BEGIN Task material
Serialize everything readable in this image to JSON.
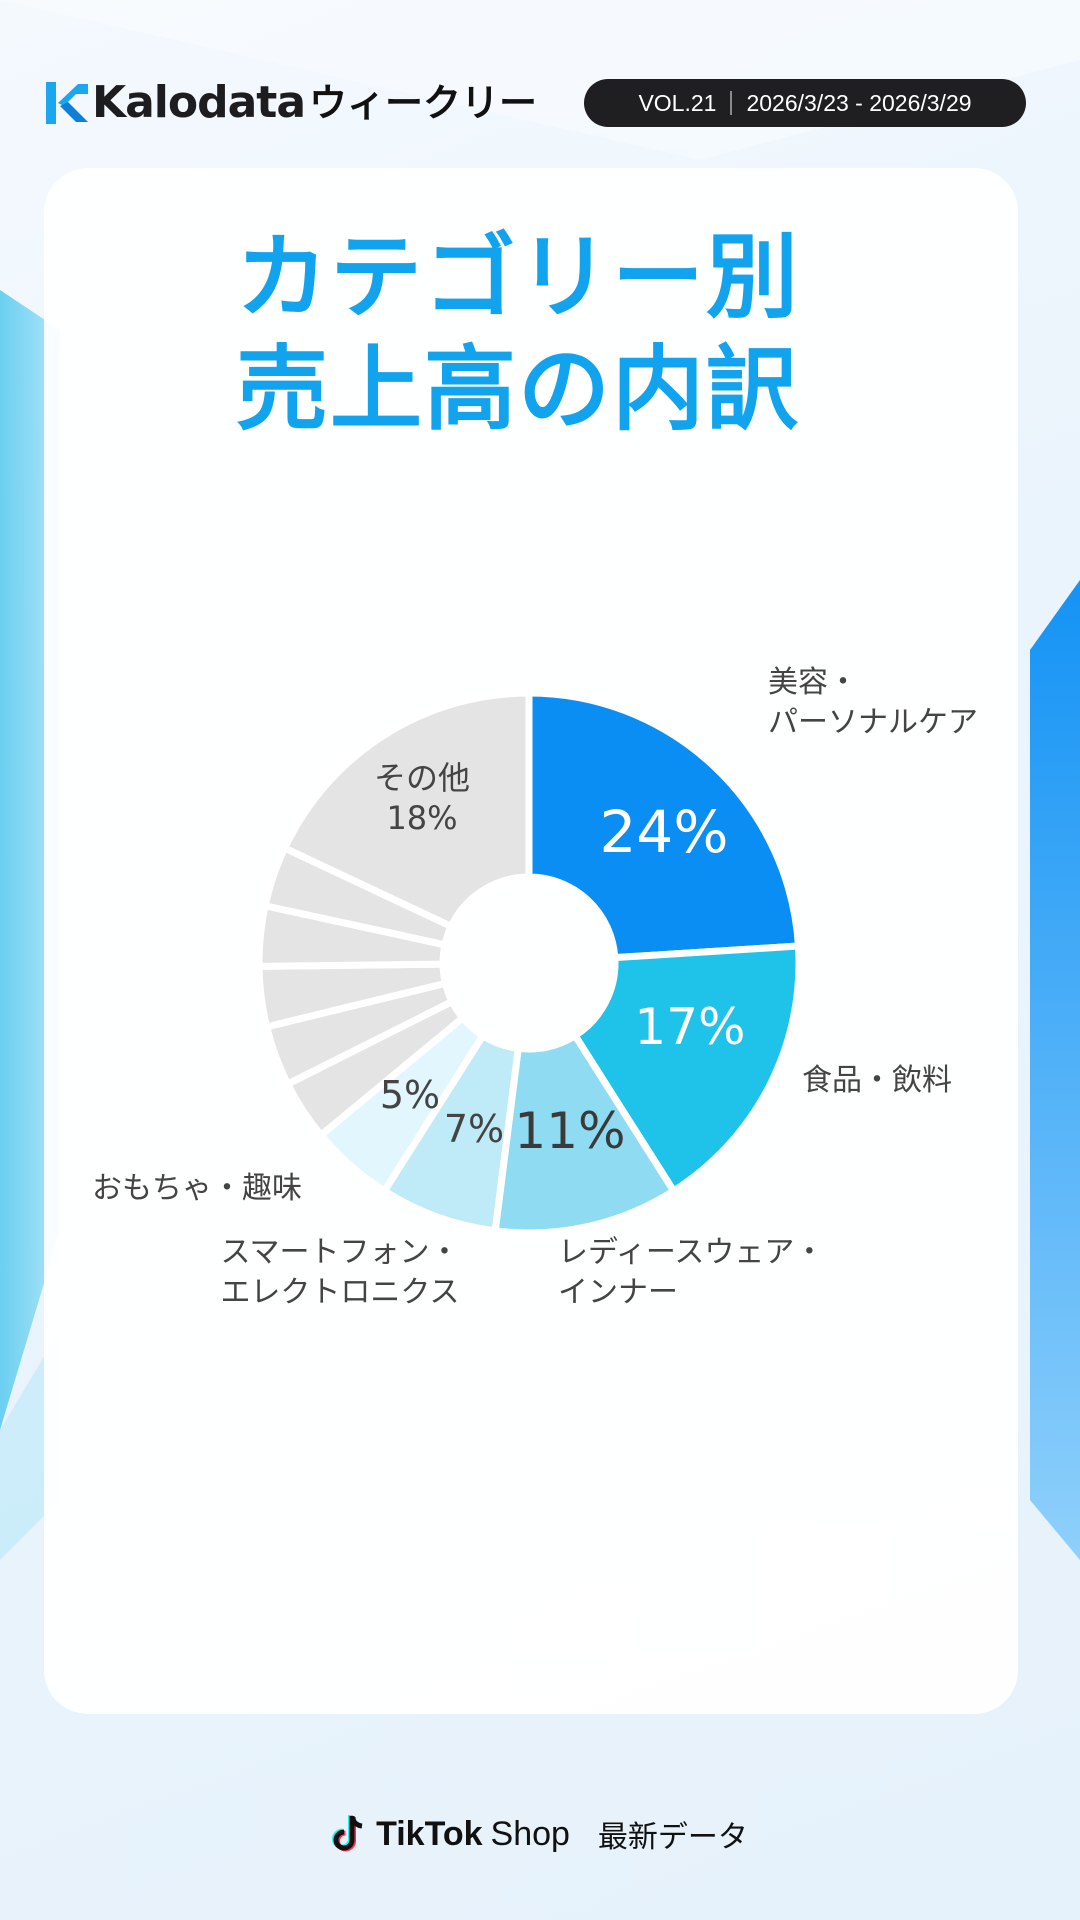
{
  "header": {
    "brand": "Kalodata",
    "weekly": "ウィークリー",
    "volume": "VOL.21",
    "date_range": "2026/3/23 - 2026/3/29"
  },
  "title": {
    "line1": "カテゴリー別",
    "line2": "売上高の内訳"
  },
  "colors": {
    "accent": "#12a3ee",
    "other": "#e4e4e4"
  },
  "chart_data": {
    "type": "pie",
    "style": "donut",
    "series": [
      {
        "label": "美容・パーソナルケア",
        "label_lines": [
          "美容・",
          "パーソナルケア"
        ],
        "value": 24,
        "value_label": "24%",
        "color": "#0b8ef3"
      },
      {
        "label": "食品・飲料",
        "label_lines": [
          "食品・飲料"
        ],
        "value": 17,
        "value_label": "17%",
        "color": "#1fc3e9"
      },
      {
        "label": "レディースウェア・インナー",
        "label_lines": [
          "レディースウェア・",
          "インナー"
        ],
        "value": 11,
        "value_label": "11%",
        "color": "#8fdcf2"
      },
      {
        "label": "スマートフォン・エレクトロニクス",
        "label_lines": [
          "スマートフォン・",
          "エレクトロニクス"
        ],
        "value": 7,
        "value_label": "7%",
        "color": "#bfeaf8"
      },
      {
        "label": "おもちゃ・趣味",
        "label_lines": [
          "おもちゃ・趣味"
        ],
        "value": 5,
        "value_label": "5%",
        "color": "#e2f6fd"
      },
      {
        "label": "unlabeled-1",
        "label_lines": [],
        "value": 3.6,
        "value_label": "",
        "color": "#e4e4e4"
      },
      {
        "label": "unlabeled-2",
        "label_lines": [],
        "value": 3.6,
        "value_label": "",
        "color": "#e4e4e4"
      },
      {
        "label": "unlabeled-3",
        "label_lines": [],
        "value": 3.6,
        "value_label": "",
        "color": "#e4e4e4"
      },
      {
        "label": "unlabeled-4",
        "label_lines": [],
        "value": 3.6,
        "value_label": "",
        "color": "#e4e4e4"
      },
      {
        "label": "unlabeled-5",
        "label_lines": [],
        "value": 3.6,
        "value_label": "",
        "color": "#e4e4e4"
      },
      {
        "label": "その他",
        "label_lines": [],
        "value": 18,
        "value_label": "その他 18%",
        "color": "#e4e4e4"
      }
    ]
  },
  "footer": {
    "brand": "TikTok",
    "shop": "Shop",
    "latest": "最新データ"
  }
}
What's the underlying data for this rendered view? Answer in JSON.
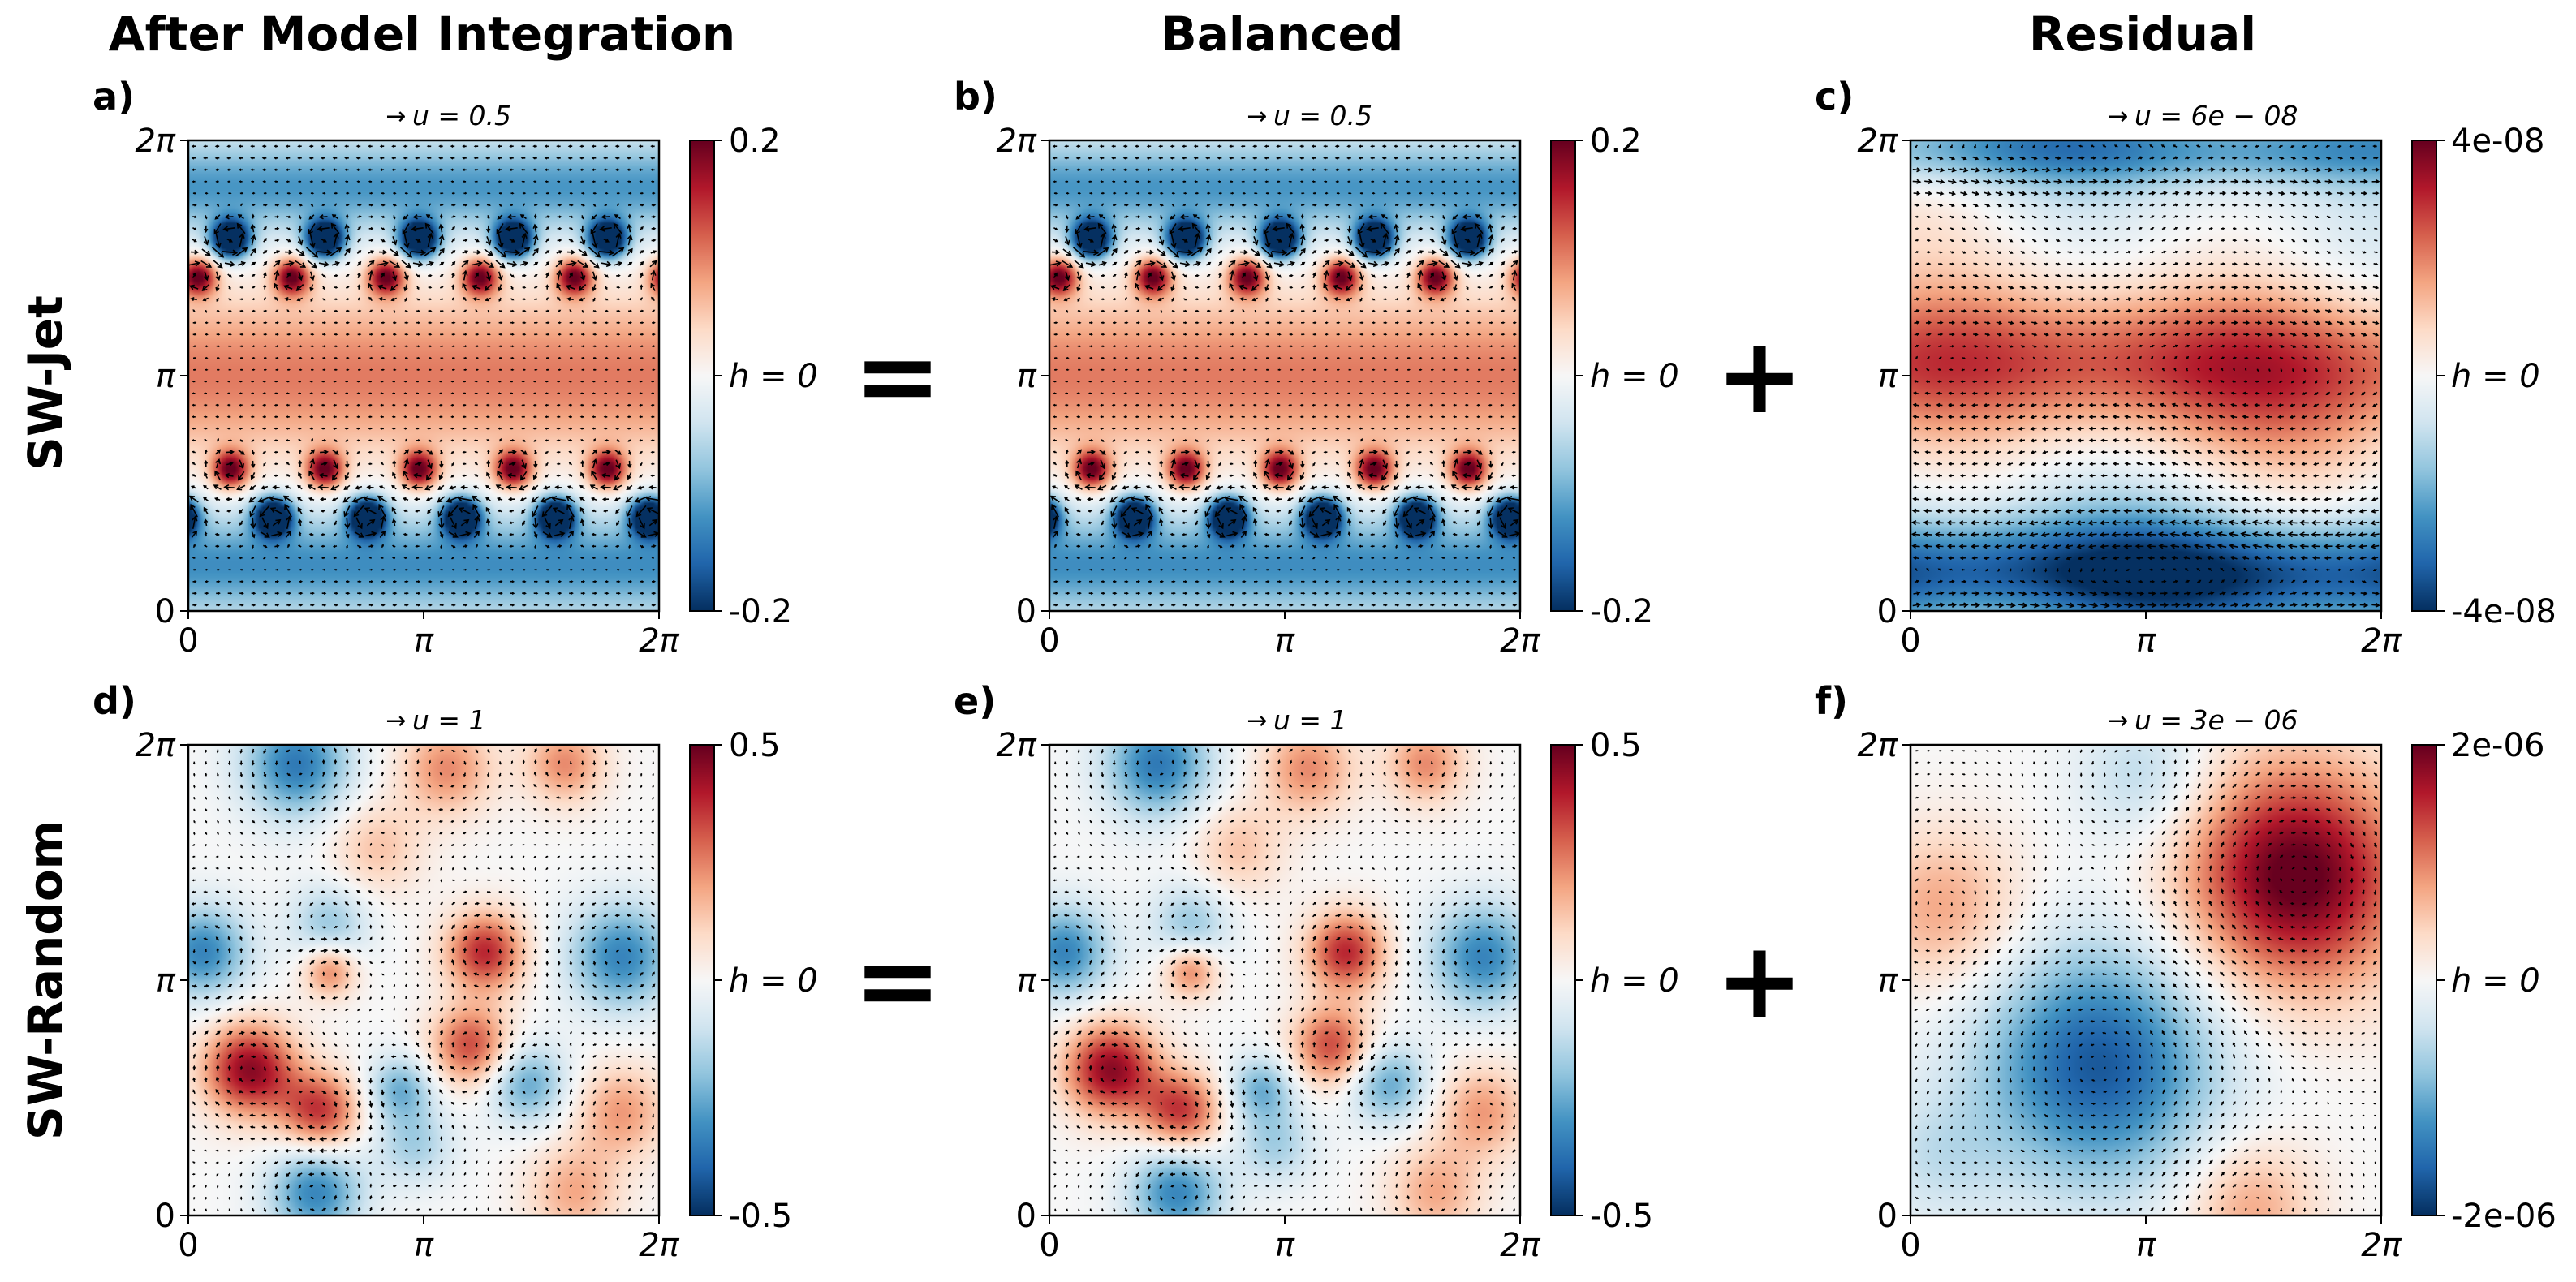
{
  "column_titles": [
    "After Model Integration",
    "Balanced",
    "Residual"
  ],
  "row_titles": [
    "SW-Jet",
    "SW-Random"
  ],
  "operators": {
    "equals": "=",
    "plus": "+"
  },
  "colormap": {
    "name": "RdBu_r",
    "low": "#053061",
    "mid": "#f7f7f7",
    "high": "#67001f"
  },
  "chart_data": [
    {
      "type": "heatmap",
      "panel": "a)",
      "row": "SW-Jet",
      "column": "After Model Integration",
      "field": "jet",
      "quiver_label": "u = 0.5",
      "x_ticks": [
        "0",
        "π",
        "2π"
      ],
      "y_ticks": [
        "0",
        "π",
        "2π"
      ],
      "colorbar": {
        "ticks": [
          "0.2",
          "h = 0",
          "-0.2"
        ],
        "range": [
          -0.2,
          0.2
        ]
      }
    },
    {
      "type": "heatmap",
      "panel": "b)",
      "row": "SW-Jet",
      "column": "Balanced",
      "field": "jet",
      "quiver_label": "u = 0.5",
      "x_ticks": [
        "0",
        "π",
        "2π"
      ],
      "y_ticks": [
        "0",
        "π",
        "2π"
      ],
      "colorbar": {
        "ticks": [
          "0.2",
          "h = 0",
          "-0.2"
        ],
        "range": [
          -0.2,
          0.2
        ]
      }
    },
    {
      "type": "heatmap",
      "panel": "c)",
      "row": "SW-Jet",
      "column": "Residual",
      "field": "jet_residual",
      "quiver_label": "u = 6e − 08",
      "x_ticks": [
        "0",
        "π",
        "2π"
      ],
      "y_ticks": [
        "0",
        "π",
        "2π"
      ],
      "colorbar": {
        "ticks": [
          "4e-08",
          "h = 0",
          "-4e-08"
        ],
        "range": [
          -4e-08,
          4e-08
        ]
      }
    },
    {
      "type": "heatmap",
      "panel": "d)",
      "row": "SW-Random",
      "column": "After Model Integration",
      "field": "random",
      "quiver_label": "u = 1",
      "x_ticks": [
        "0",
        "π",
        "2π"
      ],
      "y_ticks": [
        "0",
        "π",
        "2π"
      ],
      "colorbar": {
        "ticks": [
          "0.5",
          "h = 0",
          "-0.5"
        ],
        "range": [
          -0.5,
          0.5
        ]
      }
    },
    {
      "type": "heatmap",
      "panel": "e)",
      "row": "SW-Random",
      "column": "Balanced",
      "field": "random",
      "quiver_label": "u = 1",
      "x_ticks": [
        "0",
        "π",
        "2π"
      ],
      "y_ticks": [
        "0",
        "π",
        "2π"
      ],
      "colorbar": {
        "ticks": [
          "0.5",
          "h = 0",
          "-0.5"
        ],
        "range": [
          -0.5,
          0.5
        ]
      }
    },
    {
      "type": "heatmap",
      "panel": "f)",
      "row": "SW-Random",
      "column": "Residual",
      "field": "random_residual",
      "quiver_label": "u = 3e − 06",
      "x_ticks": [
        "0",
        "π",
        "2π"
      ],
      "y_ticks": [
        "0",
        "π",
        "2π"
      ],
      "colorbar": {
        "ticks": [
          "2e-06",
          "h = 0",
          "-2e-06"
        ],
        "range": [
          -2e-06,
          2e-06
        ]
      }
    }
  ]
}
END Task material
Task :: Copy down every line of the material above that includes the string "unlabeled".

Answer below ::
        "label": "unlabeled-1",
        "label": "unlabeled-2",
        "label": "unlabeled-3",
        "label": "unlabeled-4",
        "label": "unlabeled-5",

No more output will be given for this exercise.